▶ LIST OF TASKS:
1. In the forum thread about Carbon over-using cluster resources, what is the default value of C?
2. Continue the forum thread about Carbon over-using cluster resources from the point where it stops.
* Start DOCUMENT TEXT *
Re: Carbon over-use cluster resources

In reply to this post by Ajantha Bhat

Hi Ajantha,
If we think of this problem in the opposite, carbon may waste resources if user do not set the properties correctly.

What about the case when concurrent loading?

So first of all, we need to figure out where and how many the executor services is used. If keeping logic of one node one task, need to keep the overall running threads in a task.

Then, a little thinking:
Is a global executor service possible? That may cause some dependencies in different steps of loading.
Is multiple executor services for each step(or others) of loading possible? Can the specific executor services change size? (like local-sort is done, then most threads work for writing and none for input reading and converting)

BTW, do you know why the cofigurtation "carbon.number.of.cores.while.loading" born ?

On 2020/04/15 13:54:50, Ajantha Bhat <[hidden email]> wrote:

> Hi Manhua,
>
> For only No sort and Local sort, we don't follow spark task launch logic.
> we have our own logic of one node one task. And inside that task we can
> control resource by configuration (carbon.number.of.cores.while.loading)
>
> As you pointed in the above mail, *N * C is controlled by configuration*
> and the default value of C is 2.
> *I see over use cluster problem only if you configure it badly.*
>
> Do you have any suggestion to the change design? Feel free to raise a
> discussion and work on it.
>
> Thanks,
> Ajantha
>
> On Tue, Apr 14, 2020 at 6:06 PM Liang Chen <[hidden email]> wrote:
>
> > OK, thank you feedbacked this issue, let us look into it.
> >
> > Regards
> > Liang
> >
> >
> > Manhua Jiang wrote
> > > Hi All,
> > > Recently, I found carbon over-use cluster resources. Generally the design
> > > of carbon work flow does not act as common spark task which only do one
> > > small work in one thread, but the task has its mind/logic.
> > >
> > > For example,
> > > 1.launch carbon with --num-executors=1 but set
> > > carbon.number.of.cores.while.loading=10;
> > > 2.no_sort table with multi-block input, N Iterator
> > > <CarbonRowBatch>
> > > for example, carbon will start N tasks in parallel. And in each task the
> > > CarbonFactDataHandlerColumnar has model.getNumberOfCores() (let's say C)
* End DOCUMENT TEXT *
* Start SUPPLIED ENTRIES *
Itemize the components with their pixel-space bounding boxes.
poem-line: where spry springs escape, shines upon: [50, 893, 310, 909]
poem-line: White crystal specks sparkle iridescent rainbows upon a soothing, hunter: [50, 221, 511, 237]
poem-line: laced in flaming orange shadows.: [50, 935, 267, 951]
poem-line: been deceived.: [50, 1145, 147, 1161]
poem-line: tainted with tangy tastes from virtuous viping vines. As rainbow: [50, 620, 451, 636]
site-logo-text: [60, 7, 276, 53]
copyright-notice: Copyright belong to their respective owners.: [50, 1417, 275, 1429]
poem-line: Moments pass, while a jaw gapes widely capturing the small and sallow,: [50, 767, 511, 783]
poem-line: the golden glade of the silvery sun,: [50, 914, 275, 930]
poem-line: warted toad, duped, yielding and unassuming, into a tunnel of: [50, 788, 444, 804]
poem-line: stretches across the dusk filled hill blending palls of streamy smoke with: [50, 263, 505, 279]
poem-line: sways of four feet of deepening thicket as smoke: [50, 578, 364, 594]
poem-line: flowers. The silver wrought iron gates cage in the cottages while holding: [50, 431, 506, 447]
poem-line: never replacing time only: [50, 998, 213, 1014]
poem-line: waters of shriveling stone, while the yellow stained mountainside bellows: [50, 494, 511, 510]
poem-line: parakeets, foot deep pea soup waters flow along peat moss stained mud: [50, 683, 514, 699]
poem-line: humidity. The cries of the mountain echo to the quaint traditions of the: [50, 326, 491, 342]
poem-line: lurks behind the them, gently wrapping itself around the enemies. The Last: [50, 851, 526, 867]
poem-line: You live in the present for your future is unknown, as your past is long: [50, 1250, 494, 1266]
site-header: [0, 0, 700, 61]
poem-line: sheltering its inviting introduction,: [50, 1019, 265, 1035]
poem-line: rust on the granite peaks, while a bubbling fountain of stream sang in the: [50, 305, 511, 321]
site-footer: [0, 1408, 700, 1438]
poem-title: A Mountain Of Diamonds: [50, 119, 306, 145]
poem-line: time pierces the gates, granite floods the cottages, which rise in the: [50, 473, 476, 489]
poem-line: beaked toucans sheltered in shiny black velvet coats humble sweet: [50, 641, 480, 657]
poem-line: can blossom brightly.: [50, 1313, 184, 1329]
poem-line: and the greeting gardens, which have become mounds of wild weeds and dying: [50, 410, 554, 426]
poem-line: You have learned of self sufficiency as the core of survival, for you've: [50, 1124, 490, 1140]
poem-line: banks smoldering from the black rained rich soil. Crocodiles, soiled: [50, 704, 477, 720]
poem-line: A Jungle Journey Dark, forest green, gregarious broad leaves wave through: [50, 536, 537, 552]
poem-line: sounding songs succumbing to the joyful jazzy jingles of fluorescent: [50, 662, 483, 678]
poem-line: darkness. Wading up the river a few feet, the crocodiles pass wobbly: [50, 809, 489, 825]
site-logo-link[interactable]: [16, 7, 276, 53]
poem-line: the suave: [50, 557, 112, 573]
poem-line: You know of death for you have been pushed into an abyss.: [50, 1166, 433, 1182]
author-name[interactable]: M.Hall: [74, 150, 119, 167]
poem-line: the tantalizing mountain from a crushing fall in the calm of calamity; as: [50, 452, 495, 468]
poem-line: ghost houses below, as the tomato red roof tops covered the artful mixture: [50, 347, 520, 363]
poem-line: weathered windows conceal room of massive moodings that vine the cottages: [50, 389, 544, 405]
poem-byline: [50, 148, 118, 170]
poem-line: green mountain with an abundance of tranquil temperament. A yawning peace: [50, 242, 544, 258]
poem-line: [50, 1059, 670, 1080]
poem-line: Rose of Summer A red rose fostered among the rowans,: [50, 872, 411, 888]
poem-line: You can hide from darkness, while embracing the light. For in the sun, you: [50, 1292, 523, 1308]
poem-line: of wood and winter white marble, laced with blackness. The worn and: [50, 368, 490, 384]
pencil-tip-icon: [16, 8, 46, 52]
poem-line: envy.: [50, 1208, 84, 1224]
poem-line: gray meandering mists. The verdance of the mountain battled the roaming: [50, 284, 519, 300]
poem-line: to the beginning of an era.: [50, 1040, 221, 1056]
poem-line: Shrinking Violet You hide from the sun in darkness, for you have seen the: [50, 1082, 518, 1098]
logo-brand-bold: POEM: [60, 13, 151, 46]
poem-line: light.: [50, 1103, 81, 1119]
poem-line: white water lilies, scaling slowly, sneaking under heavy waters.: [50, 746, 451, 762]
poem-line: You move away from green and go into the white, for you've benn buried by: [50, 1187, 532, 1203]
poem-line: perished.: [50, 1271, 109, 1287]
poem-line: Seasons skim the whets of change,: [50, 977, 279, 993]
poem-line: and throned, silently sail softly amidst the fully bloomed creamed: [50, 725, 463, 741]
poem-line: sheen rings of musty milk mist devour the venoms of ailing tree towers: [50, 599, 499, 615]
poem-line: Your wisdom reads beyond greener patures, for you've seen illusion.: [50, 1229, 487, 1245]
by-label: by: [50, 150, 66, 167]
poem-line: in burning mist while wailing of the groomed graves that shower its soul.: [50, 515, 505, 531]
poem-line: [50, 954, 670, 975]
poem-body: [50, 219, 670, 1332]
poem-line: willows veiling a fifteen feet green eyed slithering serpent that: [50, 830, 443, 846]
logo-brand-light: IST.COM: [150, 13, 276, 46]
* End SUPPLIED ENTRIES *
▶ FINAL ANSWERS:
1. 2

2.
> > > in ProducerPool. Totally launch N*C threads; ==>This is the case makes me
> > > take this as serious problem. To many threads stucks the executor to send
> > > heartbeat and be killed.
> > >
> > > So, the over-use is related to usage of threadpool.
> > >
> > > This would affect the cluster overall resource usage and may lead to
> > wrong
> > > performance results.
> > >
> > > I hope this get your notice while fixing or writing new codes.
> >
> >
> >
> >
> >
> > --
> > Sent from:
> > http://apache-carbondata-dev-mailing-list-archive.1130556.n5.nabble.com/
> >
>

David CaiQiang

Re: Carbon over-use cluster resources

In reply to this post by Manhua Jiang

Hi, manhua
Now no_sort reuse the loading flow of local_sort. It is not a good
solution and led to the situation which you have mentioned. In my opinion,
we need to adjust the loading flow of no_sort, maybe like global_sort
finally.

In addition, the producer-consumer pattern in data encoding and
compression also can be optimized for no_sort and global_sort, maybe just
prefetch one page and process it instead of using a thread pool.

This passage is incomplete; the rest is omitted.